Data items:
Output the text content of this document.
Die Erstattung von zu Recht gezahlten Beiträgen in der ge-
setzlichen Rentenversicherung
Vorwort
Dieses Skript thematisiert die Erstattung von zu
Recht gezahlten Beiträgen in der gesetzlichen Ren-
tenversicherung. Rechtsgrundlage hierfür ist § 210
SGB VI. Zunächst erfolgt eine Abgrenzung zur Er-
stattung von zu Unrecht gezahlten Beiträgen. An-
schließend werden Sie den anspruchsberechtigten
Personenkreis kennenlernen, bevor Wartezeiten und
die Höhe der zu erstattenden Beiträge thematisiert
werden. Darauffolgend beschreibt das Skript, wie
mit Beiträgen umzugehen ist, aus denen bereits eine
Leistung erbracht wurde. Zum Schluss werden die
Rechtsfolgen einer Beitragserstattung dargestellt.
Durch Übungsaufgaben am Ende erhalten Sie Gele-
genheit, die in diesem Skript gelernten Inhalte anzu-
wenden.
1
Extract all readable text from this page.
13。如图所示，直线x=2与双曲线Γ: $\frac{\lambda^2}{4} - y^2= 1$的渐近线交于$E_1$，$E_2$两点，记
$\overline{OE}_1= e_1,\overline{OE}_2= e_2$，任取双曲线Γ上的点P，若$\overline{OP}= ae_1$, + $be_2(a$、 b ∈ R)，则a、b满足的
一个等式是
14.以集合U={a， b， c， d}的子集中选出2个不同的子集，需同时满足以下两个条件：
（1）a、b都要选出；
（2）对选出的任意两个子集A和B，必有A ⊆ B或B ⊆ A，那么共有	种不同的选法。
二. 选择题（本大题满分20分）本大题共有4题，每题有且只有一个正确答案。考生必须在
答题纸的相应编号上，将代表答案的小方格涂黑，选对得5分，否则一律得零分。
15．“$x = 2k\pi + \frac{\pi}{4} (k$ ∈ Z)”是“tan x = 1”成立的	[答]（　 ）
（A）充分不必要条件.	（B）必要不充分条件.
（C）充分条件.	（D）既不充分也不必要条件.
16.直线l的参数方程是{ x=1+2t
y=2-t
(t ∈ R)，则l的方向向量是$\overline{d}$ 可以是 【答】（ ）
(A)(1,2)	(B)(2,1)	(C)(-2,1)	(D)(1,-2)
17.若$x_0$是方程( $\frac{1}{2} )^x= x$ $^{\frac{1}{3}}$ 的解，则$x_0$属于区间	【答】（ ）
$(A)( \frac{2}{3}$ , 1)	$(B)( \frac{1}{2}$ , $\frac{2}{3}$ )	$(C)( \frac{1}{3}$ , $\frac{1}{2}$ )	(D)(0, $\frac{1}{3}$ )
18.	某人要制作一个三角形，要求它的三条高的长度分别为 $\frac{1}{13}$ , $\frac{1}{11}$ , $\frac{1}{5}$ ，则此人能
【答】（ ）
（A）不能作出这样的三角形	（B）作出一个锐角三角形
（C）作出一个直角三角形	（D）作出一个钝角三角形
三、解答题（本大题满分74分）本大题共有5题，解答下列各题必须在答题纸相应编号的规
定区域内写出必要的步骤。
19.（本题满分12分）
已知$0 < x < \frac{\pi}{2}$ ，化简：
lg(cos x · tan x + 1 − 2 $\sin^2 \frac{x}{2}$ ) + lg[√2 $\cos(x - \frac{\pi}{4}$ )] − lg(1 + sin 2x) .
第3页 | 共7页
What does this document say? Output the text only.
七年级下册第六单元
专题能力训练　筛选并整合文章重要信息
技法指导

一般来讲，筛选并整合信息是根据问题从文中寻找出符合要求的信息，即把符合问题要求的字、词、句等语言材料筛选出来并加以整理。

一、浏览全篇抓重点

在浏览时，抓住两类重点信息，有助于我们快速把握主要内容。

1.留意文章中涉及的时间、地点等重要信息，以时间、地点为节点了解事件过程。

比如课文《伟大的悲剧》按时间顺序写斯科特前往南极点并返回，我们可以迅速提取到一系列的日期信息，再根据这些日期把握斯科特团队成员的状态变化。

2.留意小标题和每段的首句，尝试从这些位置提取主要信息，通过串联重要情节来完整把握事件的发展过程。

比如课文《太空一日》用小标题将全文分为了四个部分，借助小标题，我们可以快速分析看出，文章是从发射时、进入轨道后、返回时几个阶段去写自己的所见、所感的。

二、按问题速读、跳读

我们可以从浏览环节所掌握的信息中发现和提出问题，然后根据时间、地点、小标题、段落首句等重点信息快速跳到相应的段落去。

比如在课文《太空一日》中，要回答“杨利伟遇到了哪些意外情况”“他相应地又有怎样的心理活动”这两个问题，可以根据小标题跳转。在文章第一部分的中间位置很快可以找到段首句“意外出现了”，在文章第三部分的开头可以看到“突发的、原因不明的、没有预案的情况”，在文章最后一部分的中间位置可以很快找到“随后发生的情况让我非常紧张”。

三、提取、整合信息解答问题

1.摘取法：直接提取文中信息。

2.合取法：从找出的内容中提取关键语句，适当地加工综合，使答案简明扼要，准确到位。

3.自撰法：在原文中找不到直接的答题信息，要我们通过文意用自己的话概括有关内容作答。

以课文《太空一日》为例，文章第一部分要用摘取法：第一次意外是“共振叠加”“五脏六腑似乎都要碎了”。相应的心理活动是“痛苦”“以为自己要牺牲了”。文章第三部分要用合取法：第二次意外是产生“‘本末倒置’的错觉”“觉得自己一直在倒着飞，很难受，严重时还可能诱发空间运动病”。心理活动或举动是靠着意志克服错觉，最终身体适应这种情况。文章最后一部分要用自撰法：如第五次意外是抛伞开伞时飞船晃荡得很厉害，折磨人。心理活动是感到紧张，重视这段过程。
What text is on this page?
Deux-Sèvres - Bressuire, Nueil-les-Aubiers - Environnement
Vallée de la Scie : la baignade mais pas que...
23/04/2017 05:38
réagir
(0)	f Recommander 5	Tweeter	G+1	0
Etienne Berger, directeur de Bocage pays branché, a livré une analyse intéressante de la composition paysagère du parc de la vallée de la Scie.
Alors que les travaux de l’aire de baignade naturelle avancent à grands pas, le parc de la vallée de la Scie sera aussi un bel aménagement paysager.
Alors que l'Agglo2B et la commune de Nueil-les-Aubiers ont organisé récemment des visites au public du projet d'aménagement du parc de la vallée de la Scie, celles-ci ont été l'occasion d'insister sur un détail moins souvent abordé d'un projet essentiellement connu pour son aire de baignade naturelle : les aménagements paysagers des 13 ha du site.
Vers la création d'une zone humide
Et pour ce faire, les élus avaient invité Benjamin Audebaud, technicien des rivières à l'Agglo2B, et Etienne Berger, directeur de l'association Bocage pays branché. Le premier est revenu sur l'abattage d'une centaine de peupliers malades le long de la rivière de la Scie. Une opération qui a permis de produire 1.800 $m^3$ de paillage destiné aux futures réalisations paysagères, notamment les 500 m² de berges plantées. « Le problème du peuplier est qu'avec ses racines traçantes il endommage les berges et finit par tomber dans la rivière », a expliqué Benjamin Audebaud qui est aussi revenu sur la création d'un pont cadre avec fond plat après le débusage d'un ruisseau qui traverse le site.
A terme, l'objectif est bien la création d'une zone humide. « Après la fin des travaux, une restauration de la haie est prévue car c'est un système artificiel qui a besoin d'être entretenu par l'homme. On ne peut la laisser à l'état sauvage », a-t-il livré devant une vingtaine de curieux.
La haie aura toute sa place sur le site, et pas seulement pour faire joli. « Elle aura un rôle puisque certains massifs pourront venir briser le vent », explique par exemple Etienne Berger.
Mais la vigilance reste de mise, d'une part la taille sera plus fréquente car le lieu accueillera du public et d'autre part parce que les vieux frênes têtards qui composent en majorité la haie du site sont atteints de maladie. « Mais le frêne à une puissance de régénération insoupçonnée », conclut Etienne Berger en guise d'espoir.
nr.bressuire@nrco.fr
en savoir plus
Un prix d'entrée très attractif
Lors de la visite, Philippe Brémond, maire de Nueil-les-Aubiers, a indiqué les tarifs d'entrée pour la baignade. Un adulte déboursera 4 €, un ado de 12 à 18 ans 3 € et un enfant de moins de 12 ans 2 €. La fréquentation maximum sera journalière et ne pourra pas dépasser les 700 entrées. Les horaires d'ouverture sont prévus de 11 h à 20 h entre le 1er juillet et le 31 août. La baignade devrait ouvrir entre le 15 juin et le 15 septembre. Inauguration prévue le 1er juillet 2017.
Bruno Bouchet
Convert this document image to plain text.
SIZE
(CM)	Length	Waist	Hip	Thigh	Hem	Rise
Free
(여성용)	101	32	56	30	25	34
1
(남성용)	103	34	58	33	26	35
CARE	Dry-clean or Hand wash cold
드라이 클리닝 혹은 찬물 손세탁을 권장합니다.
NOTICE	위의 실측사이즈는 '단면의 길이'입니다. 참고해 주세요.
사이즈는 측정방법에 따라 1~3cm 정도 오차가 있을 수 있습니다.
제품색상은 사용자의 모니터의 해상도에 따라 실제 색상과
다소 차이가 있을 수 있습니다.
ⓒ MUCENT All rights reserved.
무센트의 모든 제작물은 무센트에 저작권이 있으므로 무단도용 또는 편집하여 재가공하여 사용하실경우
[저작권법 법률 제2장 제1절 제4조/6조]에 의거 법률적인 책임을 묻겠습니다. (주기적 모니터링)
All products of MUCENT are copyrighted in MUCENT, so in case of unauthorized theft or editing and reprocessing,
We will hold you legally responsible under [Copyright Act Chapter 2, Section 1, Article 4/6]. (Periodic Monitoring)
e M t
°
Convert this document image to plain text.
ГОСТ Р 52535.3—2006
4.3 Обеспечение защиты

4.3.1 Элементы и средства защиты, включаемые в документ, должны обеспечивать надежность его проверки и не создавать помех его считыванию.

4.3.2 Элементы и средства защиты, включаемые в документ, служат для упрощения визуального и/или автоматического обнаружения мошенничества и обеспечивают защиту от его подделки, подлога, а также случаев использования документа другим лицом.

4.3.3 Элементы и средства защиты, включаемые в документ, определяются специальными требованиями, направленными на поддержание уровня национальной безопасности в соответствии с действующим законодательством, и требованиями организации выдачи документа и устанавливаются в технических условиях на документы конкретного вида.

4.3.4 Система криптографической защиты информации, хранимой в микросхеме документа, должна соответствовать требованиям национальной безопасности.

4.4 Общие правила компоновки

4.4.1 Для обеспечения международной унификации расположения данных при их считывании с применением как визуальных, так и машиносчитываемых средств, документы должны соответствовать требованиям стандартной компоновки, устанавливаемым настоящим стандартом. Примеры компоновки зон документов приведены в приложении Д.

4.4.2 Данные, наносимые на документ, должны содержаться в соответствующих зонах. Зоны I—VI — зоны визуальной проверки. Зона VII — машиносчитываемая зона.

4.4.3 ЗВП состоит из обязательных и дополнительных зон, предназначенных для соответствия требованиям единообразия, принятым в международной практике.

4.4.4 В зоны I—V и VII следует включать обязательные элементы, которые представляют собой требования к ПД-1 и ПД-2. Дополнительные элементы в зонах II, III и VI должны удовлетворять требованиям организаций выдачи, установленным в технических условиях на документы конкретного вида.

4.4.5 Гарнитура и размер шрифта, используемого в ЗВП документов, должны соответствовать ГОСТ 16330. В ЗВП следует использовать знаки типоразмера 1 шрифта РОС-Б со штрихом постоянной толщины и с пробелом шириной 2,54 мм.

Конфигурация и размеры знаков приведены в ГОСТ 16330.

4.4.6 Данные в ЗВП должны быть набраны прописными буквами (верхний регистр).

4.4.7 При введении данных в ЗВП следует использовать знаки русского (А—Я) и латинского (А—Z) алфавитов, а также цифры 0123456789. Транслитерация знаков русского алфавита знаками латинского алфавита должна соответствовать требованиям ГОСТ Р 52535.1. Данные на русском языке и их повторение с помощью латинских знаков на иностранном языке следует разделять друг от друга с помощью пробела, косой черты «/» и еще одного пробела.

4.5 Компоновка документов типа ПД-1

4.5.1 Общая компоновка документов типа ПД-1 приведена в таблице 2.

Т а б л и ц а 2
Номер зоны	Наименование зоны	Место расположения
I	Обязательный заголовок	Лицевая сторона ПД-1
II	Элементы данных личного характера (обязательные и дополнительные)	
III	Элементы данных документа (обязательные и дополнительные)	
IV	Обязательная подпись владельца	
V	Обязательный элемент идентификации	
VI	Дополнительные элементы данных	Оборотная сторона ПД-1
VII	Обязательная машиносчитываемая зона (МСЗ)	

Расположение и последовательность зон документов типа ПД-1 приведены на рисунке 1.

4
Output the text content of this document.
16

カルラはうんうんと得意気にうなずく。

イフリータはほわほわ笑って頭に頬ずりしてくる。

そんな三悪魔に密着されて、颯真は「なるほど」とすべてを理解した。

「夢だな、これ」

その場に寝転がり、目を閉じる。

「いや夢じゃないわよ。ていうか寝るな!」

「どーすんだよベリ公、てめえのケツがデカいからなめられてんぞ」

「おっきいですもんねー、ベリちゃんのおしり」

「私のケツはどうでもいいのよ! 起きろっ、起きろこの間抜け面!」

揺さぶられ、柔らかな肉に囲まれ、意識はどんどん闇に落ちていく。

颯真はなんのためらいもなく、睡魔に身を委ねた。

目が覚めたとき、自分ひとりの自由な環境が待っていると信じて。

- [Exercise goal]
Track down every line of the material containing the string "документы", and copy it.

- [Result of the exercise]
4.3.3 Элементы и средства защиты, включаемые в документ, определяются специальными требованиями, направленными на поддержание уровня национальной безопасности в соответствии с действующим законодательством, и требованиями организации выдачи документа и устанавливаются в технических условиях на документы конкретного вида.
4.4.1 Для обеспечения международной унификации расположения данных при их считывании с применением как визуальных, так и машиносчитываемых средств, документы должны соответствовать требованиям стандартной компоновки, устанавливаемым настоящим стандартом. Примеры компоновки зон документов приведены в приложении Д.
4.4.4 В зоны I—V и VII следует включать обязательные элементы, которые представляют собой требования к ПД-1 и ПД-2. Дополнительные элементы в зонах II, III и VI должны удовлетворять требованиям организаций выдачи, установленным в технических условиях на документы конкретного вида.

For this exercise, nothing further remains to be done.